* [What you will do] Write each line out again exactly as written.

>>>

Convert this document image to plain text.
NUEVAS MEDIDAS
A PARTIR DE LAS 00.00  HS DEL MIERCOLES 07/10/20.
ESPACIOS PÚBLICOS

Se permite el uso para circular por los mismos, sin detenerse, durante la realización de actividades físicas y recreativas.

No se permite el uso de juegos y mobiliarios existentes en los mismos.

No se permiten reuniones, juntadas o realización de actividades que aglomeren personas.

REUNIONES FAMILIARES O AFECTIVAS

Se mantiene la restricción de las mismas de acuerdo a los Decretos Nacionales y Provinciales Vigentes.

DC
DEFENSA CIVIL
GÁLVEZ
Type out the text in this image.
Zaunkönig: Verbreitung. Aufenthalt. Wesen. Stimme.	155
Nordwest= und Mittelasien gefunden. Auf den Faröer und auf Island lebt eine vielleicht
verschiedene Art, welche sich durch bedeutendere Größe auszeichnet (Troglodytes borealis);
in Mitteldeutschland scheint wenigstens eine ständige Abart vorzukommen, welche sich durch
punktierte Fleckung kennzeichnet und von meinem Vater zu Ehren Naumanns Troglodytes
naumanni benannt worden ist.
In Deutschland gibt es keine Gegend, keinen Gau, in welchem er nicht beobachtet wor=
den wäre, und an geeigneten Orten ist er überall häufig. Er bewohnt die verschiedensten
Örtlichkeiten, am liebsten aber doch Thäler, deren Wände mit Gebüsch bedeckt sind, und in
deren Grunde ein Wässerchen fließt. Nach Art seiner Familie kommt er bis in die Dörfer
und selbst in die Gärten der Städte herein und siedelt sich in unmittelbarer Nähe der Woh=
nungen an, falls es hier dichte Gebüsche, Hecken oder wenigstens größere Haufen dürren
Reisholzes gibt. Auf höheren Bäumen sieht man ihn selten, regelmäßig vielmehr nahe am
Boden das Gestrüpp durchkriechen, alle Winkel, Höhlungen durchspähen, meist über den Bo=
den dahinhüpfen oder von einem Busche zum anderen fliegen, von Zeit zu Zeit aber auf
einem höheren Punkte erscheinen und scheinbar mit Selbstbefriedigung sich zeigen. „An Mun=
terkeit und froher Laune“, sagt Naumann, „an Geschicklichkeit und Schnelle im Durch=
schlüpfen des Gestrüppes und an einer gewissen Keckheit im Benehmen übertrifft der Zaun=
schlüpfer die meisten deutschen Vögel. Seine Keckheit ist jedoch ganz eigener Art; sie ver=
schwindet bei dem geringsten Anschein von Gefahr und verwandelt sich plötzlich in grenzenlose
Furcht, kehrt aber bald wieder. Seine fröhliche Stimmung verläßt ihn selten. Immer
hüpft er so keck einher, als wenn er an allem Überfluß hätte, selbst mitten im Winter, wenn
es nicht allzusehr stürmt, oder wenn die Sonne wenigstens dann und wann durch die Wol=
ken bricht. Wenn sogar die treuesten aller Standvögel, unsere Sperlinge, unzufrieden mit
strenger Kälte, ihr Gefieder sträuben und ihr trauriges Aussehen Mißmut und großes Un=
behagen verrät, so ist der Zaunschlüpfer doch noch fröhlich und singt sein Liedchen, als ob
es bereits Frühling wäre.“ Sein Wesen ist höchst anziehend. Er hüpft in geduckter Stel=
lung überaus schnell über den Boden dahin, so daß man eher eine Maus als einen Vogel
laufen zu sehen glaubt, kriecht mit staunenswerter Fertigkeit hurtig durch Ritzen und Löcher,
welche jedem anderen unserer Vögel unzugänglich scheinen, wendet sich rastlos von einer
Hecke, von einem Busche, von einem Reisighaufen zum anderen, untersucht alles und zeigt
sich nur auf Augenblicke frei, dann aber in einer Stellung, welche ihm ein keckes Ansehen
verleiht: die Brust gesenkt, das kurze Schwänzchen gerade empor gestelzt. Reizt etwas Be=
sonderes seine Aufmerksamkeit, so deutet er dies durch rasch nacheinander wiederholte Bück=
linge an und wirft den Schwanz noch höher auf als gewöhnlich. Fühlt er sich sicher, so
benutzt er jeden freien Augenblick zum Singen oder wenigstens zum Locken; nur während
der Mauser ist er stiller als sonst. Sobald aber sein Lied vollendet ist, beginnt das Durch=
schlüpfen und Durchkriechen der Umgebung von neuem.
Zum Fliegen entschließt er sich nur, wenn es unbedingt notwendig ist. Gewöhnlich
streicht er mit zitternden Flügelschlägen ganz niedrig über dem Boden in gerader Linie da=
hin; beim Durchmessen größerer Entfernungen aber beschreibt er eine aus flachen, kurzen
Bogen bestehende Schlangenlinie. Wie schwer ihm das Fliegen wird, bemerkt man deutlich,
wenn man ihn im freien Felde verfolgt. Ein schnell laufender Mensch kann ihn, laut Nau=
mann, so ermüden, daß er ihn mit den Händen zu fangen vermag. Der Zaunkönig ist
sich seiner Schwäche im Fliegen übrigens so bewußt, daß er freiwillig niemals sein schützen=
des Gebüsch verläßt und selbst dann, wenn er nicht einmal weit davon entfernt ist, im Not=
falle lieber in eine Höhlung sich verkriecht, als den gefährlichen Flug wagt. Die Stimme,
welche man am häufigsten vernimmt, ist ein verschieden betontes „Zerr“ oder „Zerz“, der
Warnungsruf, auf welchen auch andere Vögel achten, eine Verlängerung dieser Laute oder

<<<

* [Task answer]
Convert this document image to plain text.
NUEVAS MEDIDAS
A PARTIR DE LAS 00.00  HS DEL MIERCOLES 07/10/20.
ESPACIOS PÚBLICOS

Se permite el uso para circular por los mismos, sin detenerse, durante la realización de actividades físicas y recreativas.

No se permite el uso de juegos y mobiliarios existentes en los mismos.

No se permiten reuniones, juntadas o realización de actividades que aglomeren personas.

REUNIONES FAMILIARES O AFECTIVAS

Se mantiene la restricción de las mismas de acuerdo a los Decretos Nacionales y Provinciales Vigentes.

DC
DEFENSA CIVIL
GÁLVEZ
Type out the text in this image.
Zaunkönig: Verbreitung. Aufenthalt. Wesen. Stimme.	155
Nordwest= und Mittelasien gefunden. Auf den Faröer und auf Island lebt eine vielleicht
verschiedene Art, welche sich durch bedeutendere Größe auszeichnet (Troglodytes borealis);
in Mitteldeutschland scheint wenigstens eine ständige Abart vorzukommen, welche sich durch
punktierte Fleckung kennzeichnet und von meinem Vater zu Ehren Naumanns Troglodytes
naumanni benannt worden ist.
In Deutschland gibt es keine Gegend, keinen Gau, in welchem er nicht beobachtet wor=
den wäre, und an geeigneten Orten ist er überall häufig. Er bewohnt die verschiedensten
Örtlichkeiten, am liebsten aber doch Thäler, deren Wände mit Gebüsch bedeckt sind, und in
deren Grunde ein Wässerchen fließt. Nach Art seiner Familie kommt er bis in die Dörfer
und selbst in die Gärten der Städte herein und siedelt sich in unmittelbarer Nähe der Woh=
nungen an, falls es hier dichte Gebüsche, Hecken oder wenigstens größere Haufen dürren
Reisholzes gibt. Auf höheren Bäumen sieht man ihn selten, regelmäßig vielmehr nahe am
Boden das Gestrüpp durchkriechen, alle Winkel, Höhlungen durchspähen, meist über den Bo=
den dahinhüpfen oder von einem Busche zum anderen fliegen, von Zeit zu Zeit aber auf
einem höheren Punkte erscheinen und scheinbar mit Selbstbefriedigung sich zeigen. „An Mun=
terkeit und froher Laune“, sagt Naumann, „an Geschicklichkeit und Schnelle im Durch=
schlüpfen des Gestrüppes und an einer gewissen Keckheit im Benehmen übertrifft der Zaun=
schlüpfer die meisten deutschen Vögel. Seine Keckheit ist jedoch ganz eigener Art; sie ver=
schwindet bei dem geringsten Anschein von Gefahr und verwandelt sich plötzlich in grenzenlose
Furcht, kehrt aber bald wieder. Seine fröhliche Stimmung verläßt ihn selten. Immer
hüpft er so keck einher, als wenn er an allem Überfluß hätte, selbst mitten im Winter, wenn
es nicht allzusehr stürmt, oder wenn die Sonne wenigstens dann und wann durch die Wol=
ken bricht. Wenn sogar die treuesten aller Standvögel, unsere Sperlinge, unzufrieden mit
strenger Kälte, ihr Gefieder sträuben und ihr trauriges Aussehen Mißmut und großes Un=
behagen verrät, so ist der Zaunschlüpfer doch noch fröhlich und singt sein Liedchen, als ob
es bereits Frühling wäre.“ Sein Wesen ist höchst anziehend. Er hüpft in geduckter Stel=
lung überaus schnell über den Boden dahin, so daß man eher eine Maus als einen Vogel
laufen zu sehen glaubt, kriecht mit staunenswerter Fertigkeit hurtig durch Ritzen und Löcher,
welche jedem anderen unserer Vögel unzugänglich scheinen, wendet sich rastlos von einer
Hecke, von einem Busche, von einem Reisighaufen zum anderen, untersucht alles und zeigt
sich nur auf Augenblicke frei, dann aber in einer Stellung, welche ihm ein keckes Ansehen
verleiht: die Brust gesenkt, das kurze Schwänzchen gerade empor gestelzt. Reizt etwas Be=
sonderes seine Aufmerksamkeit, so deutet er dies durch rasch nacheinander wiederholte Bück=
linge an und wirft den Schwanz noch höher auf als gewöhnlich. Fühlt er sich sicher, so
benutzt er jeden freien Augenblick zum Singen oder wenigstens zum Locken; nur während
der Mauser ist er stiller als sonst. Sobald aber sein Lied vollendet ist, beginnt das Durch=
schlüpfen und Durchkriechen der Umgebung von neuem.
Zum Fliegen entschließt er sich nur, wenn es unbedingt notwendig ist. Gewöhnlich
streicht er mit zitternden Flügelschlägen ganz niedrig über dem Boden in gerader Linie da=
hin; beim Durchmessen größerer Entfernungen aber beschreibt er eine aus flachen, kurzen
Bogen bestehende Schlangenlinie. Wie schwer ihm das Fliegen wird, bemerkt man deutlich,
wenn man ihn im freien Felde verfolgt. Ein schnell laufender Mensch kann ihn, laut Nau=
mann, so ermüden, daß er ihn mit den Händen zu fangen vermag. Der Zaunkönig ist
sich seiner Schwäche im Fliegen übrigens so bewußt, daß er freiwillig niemals sein schützen=
des Gebüsch verläßt und selbst dann, wenn er nicht einmal weit davon entfernt ist, im Not=
falle lieber in eine Höhlung sich verkriecht, als den gefährlichen Flug wagt. Die Stimme,
welche man am häufigsten vernimmt, ist ein verschieden betontes „Zerr“ oder „Zerz“, der
Warnungsruf, auf welchen auch andere Vögel achten, eine Verlängerung dieser Laute oder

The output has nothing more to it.